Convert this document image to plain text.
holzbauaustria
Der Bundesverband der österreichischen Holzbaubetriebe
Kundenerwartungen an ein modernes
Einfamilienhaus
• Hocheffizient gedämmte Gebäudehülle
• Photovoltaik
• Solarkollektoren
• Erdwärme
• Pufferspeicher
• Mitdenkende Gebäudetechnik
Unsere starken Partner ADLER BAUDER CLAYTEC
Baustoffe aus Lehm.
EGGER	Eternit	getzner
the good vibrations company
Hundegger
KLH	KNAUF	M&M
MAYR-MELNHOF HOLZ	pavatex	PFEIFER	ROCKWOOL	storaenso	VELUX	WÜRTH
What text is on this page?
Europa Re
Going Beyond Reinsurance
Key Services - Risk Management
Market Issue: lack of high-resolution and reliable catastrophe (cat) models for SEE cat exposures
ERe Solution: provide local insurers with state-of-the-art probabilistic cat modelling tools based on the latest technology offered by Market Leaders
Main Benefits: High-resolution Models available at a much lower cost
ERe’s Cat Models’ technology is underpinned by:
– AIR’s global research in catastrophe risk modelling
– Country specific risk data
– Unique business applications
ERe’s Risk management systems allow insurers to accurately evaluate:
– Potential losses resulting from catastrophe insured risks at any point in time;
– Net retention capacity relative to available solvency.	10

### TASK DESCRIPTION
Provide all the records again, word for word.

### RESULT OF THE EXERCISE
Convert this document image to plain text.
holzbauaustria
Der Bundesverband der österreichischen Holzbaubetriebe
Kundenerwartungen an ein modernes
Einfamilienhaus
• Hocheffizient gedämmte Gebäudehülle
• Photovoltaik
• Solarkollektoren
• Erdwärme
• Pufferspeicher
• Mitdenkende Gebäudetechnik
Unsere starken Partner ADLER BAUDER CLAYTEC
Baustoffe aus Lehm.
EGGER	Eternit	getzner
the good vibrations company
Hundegger
KLH	KNAUF	M&M
MAYR-MELNHOF HOLZ	pavatex	PFEIFER	ROCKWOOL	storaenso	VELUX	WÜRTH
What text is on this page?
Europa Re
Going Beyond Reinsurance
Key Services - Risk Management
Market Issue: lack of high-resolution and reliable catastrophe (cat) models for SEE cat exposures
ERe Solution: provide local insurers with state-of-the-art probabilistic cat modelling tools based on the latest technology offered by Market Leaders
Main Benefits: High-resolution Models available at a much lower cost
ERe’s Cat Models’ technology is underpinned by:
– AIR’s global research in catastrophe risk modelling
– Country specific risk data
– Unique business applications
ERe’s Risk management systems allow insurers to accurately evaluate:
– Potential losses resulting from catastrophe insured risks at any point in time;
– Net retention capacity relative to available solvency.	10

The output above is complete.